┌─ EXERCISE INPUT

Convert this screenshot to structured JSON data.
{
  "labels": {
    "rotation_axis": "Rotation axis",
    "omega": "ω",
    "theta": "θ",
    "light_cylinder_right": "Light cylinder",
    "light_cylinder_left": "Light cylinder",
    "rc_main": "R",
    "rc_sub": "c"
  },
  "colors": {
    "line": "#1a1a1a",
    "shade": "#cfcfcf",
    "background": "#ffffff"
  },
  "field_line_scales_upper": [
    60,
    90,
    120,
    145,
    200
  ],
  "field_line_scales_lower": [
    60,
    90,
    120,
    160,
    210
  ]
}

└─
┌─ EXERCISE INPUT

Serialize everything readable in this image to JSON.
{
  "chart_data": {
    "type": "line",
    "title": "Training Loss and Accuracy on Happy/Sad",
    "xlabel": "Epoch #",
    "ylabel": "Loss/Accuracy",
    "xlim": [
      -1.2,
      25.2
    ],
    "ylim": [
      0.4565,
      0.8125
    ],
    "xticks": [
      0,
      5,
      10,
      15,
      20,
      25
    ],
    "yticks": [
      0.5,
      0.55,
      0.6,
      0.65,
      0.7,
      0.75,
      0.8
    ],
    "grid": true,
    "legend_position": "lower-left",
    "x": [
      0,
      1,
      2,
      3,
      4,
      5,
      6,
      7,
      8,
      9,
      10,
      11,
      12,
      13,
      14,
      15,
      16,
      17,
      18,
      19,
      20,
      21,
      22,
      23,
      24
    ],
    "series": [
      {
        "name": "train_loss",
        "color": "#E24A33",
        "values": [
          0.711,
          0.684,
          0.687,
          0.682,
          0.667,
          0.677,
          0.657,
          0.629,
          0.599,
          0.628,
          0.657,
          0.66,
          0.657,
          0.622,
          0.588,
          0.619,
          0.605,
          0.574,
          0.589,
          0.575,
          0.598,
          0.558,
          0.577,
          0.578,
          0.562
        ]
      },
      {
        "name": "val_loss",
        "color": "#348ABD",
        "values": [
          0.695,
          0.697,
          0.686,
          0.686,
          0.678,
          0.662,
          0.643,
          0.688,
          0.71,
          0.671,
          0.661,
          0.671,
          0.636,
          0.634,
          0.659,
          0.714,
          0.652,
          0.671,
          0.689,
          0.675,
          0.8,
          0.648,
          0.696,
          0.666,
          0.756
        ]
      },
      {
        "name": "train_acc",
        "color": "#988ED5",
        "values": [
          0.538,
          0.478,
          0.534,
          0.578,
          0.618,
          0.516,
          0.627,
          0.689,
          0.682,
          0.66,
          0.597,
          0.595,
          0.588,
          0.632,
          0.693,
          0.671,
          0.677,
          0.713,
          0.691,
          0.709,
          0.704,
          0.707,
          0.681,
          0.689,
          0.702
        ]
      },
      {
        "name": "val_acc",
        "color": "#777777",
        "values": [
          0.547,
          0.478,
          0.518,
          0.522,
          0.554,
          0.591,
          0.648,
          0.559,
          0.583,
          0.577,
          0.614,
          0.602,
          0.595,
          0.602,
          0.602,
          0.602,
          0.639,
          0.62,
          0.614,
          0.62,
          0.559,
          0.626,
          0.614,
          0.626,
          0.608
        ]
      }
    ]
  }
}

└─
┌─ EXERCISE INPUT

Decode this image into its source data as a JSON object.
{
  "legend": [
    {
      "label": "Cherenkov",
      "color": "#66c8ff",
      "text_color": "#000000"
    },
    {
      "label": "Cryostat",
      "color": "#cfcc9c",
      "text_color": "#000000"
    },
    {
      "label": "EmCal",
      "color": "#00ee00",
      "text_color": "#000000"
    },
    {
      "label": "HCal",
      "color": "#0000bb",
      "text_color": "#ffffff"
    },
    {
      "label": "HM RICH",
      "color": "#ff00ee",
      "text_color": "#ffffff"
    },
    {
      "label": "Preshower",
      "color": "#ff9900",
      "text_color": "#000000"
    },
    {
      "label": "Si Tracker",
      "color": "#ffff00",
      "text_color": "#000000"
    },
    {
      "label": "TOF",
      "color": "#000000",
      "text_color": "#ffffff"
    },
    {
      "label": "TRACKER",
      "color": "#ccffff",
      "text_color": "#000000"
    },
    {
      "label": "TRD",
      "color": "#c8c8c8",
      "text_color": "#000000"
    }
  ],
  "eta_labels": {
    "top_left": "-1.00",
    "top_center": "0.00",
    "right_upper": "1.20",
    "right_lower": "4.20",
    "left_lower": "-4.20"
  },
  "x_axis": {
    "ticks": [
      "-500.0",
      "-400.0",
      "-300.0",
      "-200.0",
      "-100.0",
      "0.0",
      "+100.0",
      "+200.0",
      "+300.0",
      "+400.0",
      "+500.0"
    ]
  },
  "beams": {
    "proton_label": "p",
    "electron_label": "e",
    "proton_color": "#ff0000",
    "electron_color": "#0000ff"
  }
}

└─

> _EXERCISE_:
Where a line in the material contains "cylinder", copy that line.

> _RESPONSE FOR THIS EXERCISE_:
    "light_cylinder_right": "Light cylinder",
    "light_cylinder_left": "Light cylinder",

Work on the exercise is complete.